# WHAT IS REQUIRED
Every entry must be echoed exactly.

# SUPPLIED RECORDS
============================================================

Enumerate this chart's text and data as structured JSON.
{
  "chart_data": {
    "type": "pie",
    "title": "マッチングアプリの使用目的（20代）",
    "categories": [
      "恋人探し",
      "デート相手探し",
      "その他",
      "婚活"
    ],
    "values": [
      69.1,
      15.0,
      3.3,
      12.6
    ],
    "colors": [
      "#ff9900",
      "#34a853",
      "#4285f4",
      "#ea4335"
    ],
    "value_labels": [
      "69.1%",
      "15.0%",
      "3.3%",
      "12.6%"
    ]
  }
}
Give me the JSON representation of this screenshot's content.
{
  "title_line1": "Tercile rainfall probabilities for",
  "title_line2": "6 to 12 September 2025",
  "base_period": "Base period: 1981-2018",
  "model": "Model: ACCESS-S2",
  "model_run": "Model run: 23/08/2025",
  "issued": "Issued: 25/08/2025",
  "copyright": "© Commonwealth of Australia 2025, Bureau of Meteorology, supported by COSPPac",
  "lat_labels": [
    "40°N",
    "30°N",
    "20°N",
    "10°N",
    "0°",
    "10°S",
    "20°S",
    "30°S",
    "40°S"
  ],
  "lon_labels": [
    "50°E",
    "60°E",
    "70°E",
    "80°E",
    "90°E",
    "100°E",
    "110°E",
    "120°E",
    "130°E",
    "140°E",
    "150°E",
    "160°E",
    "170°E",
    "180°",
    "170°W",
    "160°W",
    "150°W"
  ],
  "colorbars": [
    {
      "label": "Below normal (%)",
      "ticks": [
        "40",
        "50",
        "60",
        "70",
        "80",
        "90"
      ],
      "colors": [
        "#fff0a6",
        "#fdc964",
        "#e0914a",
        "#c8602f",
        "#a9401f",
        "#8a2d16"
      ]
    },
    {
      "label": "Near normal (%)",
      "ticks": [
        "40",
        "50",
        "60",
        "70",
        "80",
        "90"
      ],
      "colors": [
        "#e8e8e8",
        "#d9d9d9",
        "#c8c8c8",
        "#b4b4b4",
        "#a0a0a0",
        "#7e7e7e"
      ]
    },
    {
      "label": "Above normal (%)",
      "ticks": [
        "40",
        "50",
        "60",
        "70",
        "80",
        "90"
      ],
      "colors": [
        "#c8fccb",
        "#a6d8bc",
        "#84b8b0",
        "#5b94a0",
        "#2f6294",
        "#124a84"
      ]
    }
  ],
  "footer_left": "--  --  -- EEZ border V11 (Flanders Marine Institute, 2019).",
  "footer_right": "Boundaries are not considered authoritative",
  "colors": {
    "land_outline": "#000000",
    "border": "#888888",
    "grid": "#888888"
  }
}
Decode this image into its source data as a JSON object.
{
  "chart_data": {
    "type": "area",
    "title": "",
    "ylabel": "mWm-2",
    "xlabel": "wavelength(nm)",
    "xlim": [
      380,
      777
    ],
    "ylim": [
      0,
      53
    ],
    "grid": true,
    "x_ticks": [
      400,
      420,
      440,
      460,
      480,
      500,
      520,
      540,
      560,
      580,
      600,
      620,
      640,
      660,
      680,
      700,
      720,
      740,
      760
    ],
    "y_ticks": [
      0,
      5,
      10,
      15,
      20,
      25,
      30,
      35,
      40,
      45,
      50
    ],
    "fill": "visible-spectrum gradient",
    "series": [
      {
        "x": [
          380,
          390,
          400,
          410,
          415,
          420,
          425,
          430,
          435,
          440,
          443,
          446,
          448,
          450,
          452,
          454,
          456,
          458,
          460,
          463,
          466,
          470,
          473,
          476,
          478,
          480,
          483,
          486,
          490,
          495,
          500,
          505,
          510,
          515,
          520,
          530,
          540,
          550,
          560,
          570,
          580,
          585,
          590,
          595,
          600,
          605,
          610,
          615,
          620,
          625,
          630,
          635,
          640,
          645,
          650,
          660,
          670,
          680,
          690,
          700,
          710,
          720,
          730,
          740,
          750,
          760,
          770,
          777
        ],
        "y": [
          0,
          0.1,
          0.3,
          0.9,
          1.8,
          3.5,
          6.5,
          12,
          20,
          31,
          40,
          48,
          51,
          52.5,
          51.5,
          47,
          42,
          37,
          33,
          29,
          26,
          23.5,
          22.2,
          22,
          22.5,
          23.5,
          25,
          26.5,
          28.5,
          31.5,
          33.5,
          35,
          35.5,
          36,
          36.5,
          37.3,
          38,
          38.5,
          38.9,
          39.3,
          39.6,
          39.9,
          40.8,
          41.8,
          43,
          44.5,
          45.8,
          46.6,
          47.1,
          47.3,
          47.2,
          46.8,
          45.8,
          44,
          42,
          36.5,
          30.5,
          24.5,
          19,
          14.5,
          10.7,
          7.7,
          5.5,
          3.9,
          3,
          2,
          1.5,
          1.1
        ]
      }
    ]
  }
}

============================================================

# OUTPUT FOR THIS TASK
Enumerate this chart's text and data as structured JSON.
{
  "chart_data": {
    "type": "pie",
    "title": "マッチングアプリの使用目的（20代）",
    "categories": [
      "恋人探し",
      "デート相手探し",
      "その他",
      "婚活"
    ],
    "values": [
      69.1,
      15.0,
      3.3,
      12.6
    ],
    "colors": [
      "#ff9900",
      "#34a853",
      "#4285f4",
      "#ea4335"
    ],
    "value_labels": [
      "69.1%",
      "15.0%",
      "3.3%",
      "12.6%"
    ]
  }
}
Give me the JSON representation of this screenshot's content.
{
  "title_line1": "Tercile rainfall probabilities for",
  "title_line2": "6 to 12 September 2025",
  "base_period": "Base period: 1981-2018",
  "model": "Model: ACCESS-S2",
  "model_run": "Model run: 23/08/2025",
  "issued": "Issued: 25/08/2025",
  "copyright": "© Commonwealth of Australia 2025, Bureau of Meteorology, supported by COSPPac",
  "lat_labels": [
    "40°N",
    "30°N",
    "20°N",
    "10°N",
    "0°",
    "10°S",
    "20°S",
    "30°S",
    "40°S"
  ],
  "lon_labels": [
    "50°E",
    "60°E",
    "70°E",
    "80°E",
    "90°E",
    "100°E",
    "110°E",
    "120°E",
    "130°E",
    "140°E",
    "150°E",
    "160°E",
    "170°E",
    "180°",
    "170°W",
    "160°W",
    "150°W"
  ],
  "colorbars": [
    {
      "label": "Below normal (%)",
      "ticks": [
        "40",
        "50",
        "60",
        "70",
        "80",
        "90"
      ],
      "colors": [
        "#fff0a6",
        "#fdc964",
        "#e0914a",
        "#c8602f",
        "#a9401f",
        "#8a2d16"
      ]
    },
    {
      "label": "Near normal (%)",
      "ticks": [
        "40",
        "50",
        "60",
        "70",
        "80",
        "90"
      ],
      "colors": [
        "#e8e8e8",
        "#d9d9d9",
        "#c8c8c8",
        "#b4b4b4",
        "#a0a0a0",
        "#7e7e7e"
      ]
    },
    {
      "label": "Above normal (%)",
      "ticks": [
        "40",
        "50",
        "60",
        "70",
        "80",
        "90"
      ],
      "colors": [
        "#c8fccb",
        "#a6d8bc",
        "#84b8b0",
        "#5b94a0",
        "#2f6294",
        "#124a84"
      ]
    }
  ],
  "footer_left": "--  --  -- EEZ border V11 (Flanders Marine Institute, 2019).",
  "footer_right": "Boundaries are not considered authoritative",
  "colors": {
    "land_outline": "#000000",
    "border": "#888888",
    "grid": "#888888"
  }
}
Decode this image into its source data as a JSON object.
{
  "chart_data": {
    "type": "area",
    "title": "",
    "ylabel": "mWm-2",
    "xlabel": "wavelength(nm)",
    "xlim": [
      380,
      777
    ],
    "ylim": [
      0,
      53
    ],
    "grid": true,
    "x_ticks": [
      400,
      420,
      440,
      460,
      480,
      500,
      520,
      540,
      560,
      580,
      600,
      620,
      640,
      660,
      680,
      700,
      720,
      740,
      760
    ],
    "y_ticks": [
      0,
      5,
      10,
      15,
      20,
      25,
      30,
      35,
      40,
      45,
      50
    ],
    "fill": "visible-spectrum gradient",
    "series": [
      {
        "x": [
          380,
          390,
          400,
          410,
          415,
          420,
          425,
          430,
          435,
          440,
          443,
          446,
          448,
          450,
          452,
          454,
          456,
          458,
          460,
          463,
          466,
          470,
          473,
          476,
          478,
          480,
          483,
          486,
          490,
          495,
          500,
          505,
          510,
          515,
          520,
          530,
          540,
          550,
          560,
          570,
          580,
          585,
          590,
          595,
          600,
          605,
          610,
          615,
          620,
          625,
          630,
          635,
          640,
          645,
          650,
          660,
          670,
          680,
          690,
          700,
          710,
          720,
          730,
          740,
          750,
          760,
          770,
          777
        ],
        "y": [
          0,
          0.1,
          0.3,
          0.9,
          1.8,
          3.5,
          6.5,
          12,
          20,
          31,
          40,
          48,
          51,
          52.5,
          51.5,
          47,
          42,
          37,
          33,
          29,
          26,
          23.5,
          22.2,
          22,
          22.5,
          23.5,
          25,
          26.5,
          28.5,
          31.5,
          33.5,
          35,
          35.5,
          36,
          36.5,
          37.3,
          38,
          38.5,
          38.9,
          39.3,
          39.6,
          39.9,
          40.8,
          41.8,
          43,
          44.5,
          45.8,
          46.6,
          47.1,
          47.3,
          47.2,
          46.8,
          45.8,
          44,
          42,
          36.5,
          30.5,
          24.5,
          19,
          14.5,
          10.7,
          7.7,
          5.5,
          3.9,
          3,
          2,
          1.5,
          1.1
        ]
      }
    ]
  }
}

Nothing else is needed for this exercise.